## Problem
Omit images. Retype all entries verbatim.

## Material to process
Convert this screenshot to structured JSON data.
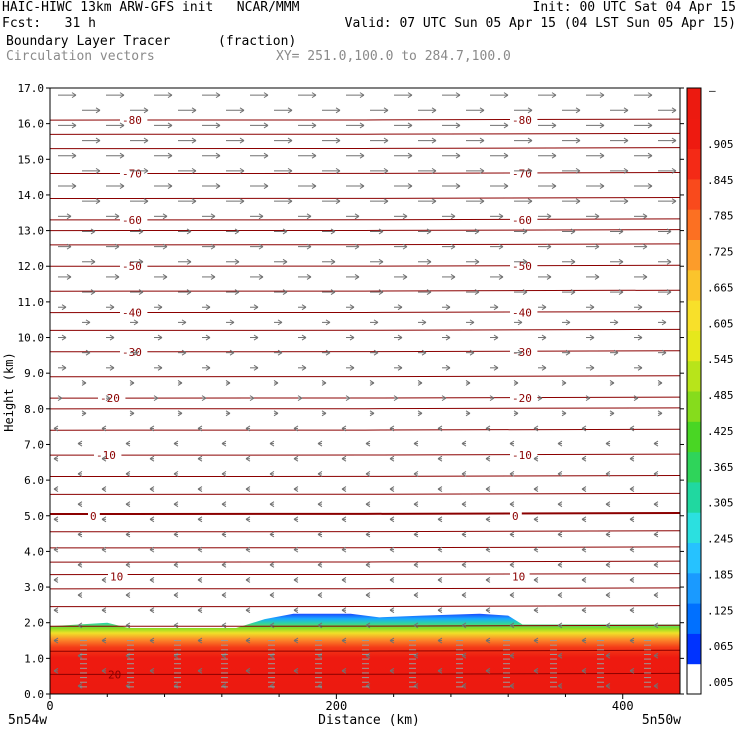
{
  "header": {
    "line1_left": "HAIC-HIWC 13km ARW-GFS init   NCAR/MMM",
    "line1_right": "Init: 00 UTC Sat 04 Apr 15",
    "line2_left": "Fcst:   31 h",
    "line2_right": "Valid: 07 UTC Sun 05 Apr 15 (04 LST Sun 05 Apr 15)",
    "line3_field": "Boundary Layer Tracer",
    "line3_units": "(fraction)",
    "line4_field": "Circulation vectors",
    "line4_xy": "XY= 251.0,100.0 to 284.7,100.0"
  },
  "chart_data": {
    "type": "heatmap",
    "xlabel": "Distance (km)",
    "ylabel": "Height (km)",
    "xlim": [
      0,
      440
    ],
    "ylim": [
      0,
      17
    ],
    "x_ticks": [
      0,
      200,
      400
    ],
    "x_tick_labels": [
      "0",
      "200",
      "400"
    ],
    "y_ticks": [
      0,
      1,
      2,
      3,
      4,
      5,
      6,
      7,
      8,
      9,
      10,
      11,
      12,
      13,
      14,
      15,
      16,
      17
    ],
    "y_tick_labels": [
      "0.0",
      "1.0",
      "2.0",
      "3.0",
      "4.0",
      "5.0",
      "6.0",
      "7.0",
      "8.0",
      "9.0",
      "10.0",
      "11.0",
      "12.0",
      "13.0",
      "14.0",
      "15.0",
      "16.0",
      "17.0"
    ],
    "x_endpoint_labels": [
      "5n54w",
      "5n50w"
    ],
    "boundary_layer_top_km": [
      [
        0,
        1.9
      ],
      [
        40,
        2.0
      ],
      [
        55,
        1.85
      ],
      [
        130,
        1.85
      ],
      [
        150,
        2.1
      ],
      [
        170,
        2.25
      ],
      [
        210,
        2.25
      ],
      [
        230,
        2.15
      ],
      [
        260,
        2.2
      ],
      [
        300,
        2.25
      ],
      [
        320,
        2.2
      ],
      [
        330,
        1.95
      ],
      [
        440,
        1.95
      ]
    ],
    "temperature_contours_c": {
      "label_values": [
        -80,
        -70,
        -60,
        -50,
        -40,
        -30,
        -20,
        -10,
        0,
        10,
        20
      ],
      "label_heights_km": [
        16.1,
        14.6,
        13.3,
        12.0,
        10.7,
        9.6,
        8.3,
        6.7,
        5.0,
        3.3,
        0.55
      ],
      "line_heights_km": [
        0.55,
        1.2,
        1.9,
        2.45,
        2.95,
        3.35,
        3.7,
        4.1,
        4.55,
        5.05,
        5.6,
        6.1,
        6.7,
        7.4,
        8.0,
        8.3,
        8.9,
        9.6,
        10.2,
        10.7,
        11.3,
        12.0,
        12.6,
        13.0,
        13.3,
        13.9,
        14.6,
        15.3,
        15.7,
        16.1
      ]
    },
    "colorbar": {
      "labels": [
        ".905",
        ".845",
        ".785",
        ".725",
        ".665",
        ".605",
        ".545",
        ".485",
        ".425",
        ".365",
        ".305",
        ".245",
        ".185",
        ".125",
        ".065",
        ".005"
      ],
      "top_label": "–",
      "colors": [
        "#ffffff",
        "#0033ff",
        "#0070ff",
        "#1a9aff",
        "#26c2ff",
        "#2be0e0",
        "#20d8a0",
        "#2fd45a",
        "#49d624",
        "#86dc1c",
        "#b8e41a",
        "#e6e81c",
        "#f8e02a",
        "#fbc42c",
        "#fc9c2a",
        "#fc7022",
        "#f94a1c",
        "#f42a16",
        "#ee1a10",
        "#ec1a10"
      ]
    },
    "colors": {
      "temperature_contour": "#8b0000",
      "vector": "#707070",
      "axis": "#000000"
    }
  }
}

## Output below
Convert this screenshot to structured JSON data.
{
  "header": {
    "line1_left": "HAIC-HIWC 13km ARW-GFS init   NCAR/MMM",
    "line1_right": "Init: 00 UTC Sat 04 Apr 15",
    "line2_left": "Fcst:   31 h",
    "line2_right": "Valid: 07 UTC Sun 05 Apr 15 (04 LST Sun 05 Apr 15)",
    "line3_field": "Boundary Layer Tracer",
    "line3_units": "(fraction)",
    "line4_field": "Circulation vectors",
    "line4_xy": "XY= 251.0,100.0 to 284.7,100.0"
  },
  "chart_data": {
    "type": "heatmap",
    "xlabel": "Distance (km)",
    "ylabel": "Height (km)",
    "xlim": [
      0,
      440
    ],
    "ylim": [
      0,
      17
    ],
    "x_ticks": [
      0,
      200,
      400
    ],
    "x_tick_labels": [
      "0",
      "200",
      "400"
    ],
    "y_ticks": [
      0,
      1,
      2,
      3,
      4,
      5,
      6,
      7,
      8,
      9,
      10,
      11,
      12,
      13,
      14,
      15,
      16,
      17
    ],
    "y_tick_labels": [
      "0.0",
      "1.0",
      "2.0",
      "3.0",
      "4.0",
      "5.0",
      "6.0",
      "7.0",
      "8.0",
      "9.0",
      "10.0",
      "11.0",
      "12.0",
      "13.0",
      "14.0",
      "15.0",
      "16.0",
      "17.0"
    ],
    "x_endpoint_labels": [
      "5n54w",
      "5n50w"
    ],
    "boundary_layer_top_km": [
      [
        0,
        1.9
      ],
      [
        40,
        2.0
      ],
      [
        55,
        1.85
      ],
      [
        130,
        1.85
      ],
      [
        150,
        2.1
      ],
      [
        170,
        2.25
      ],
      [
        210,
        2.25
      ],
      [
        230,
        2.15
      ],
      [
        260,
        2.2
      ],
      [
        300,
        2.25
      ],
      [
        320,
        2.2
      ],
      [
        330,
        1.95
      ],
      [
        440,
        1.95
      ]
    ],
    "temperature_contours_c": {
      "label_values": [
        -80,
        -70,
        -60,
        -50,
        -40,
        -30,
        -20,
        -10,
        0,
        10,
        20
      ],
      "label_heights_km": [
        16.1,
        14.6,
        13.3,
        12.0,
        10.7,
        9.6,
        8.3,
        6.7,
        5.0,
        3.3,
        0.55
      ],
      "line_heights_km": [
        0.55,
        1.2,
        1.9,
        2.45,
        2.95,
        3.35,
        3.7,
        4.1,
        4.55,
        5.05,
        5.6,
        6.1,
        6.7,
        7.4,
        8.0,
        8.3,
        8.9,
        9.6,
        10.2,
        10.7,
        11.3,
        12.0,
        12.6,
        13.0,
        13.3,
        13.9,
        14.6,
        15.3,
        15.7,
        16.1
      ]
    },
    "colorbar": {
      "labels": [
        ".905",
        ".845",
        ".785",
        ".725",
        ".665",
        ".605",
        ".545",
        ".485",
        ".425",
        ".365",
        ".305",
        ".245",
        ".185",
        ".125",
        ".065",
        ".005"
      ],
      "top_label": "–",
      "colors": [
        "#ffffff",
        "#0033ff",
        "#0070ff",
        "#1a9aff",
        "#26c2ff",
        "#2be0e0",
        "#20d8a0",
        "#2fd45a",
        "#49d624",
        "#86dc1c",
        "#b8e41a",
        "#e6e81c",
        "#f8e02a",
        "#fbc42c",
        "#fc9c2a",
        "#fc7022",
        "#f94a1c",
        "#f42a16",
        "#ee1a10",
        "#ec1a10"
      ]
    },
    "colors": {
      "temperature_contour": "#8b0000",
      "vector": "#707070",
      "axis": "#000000"
    }
  }
}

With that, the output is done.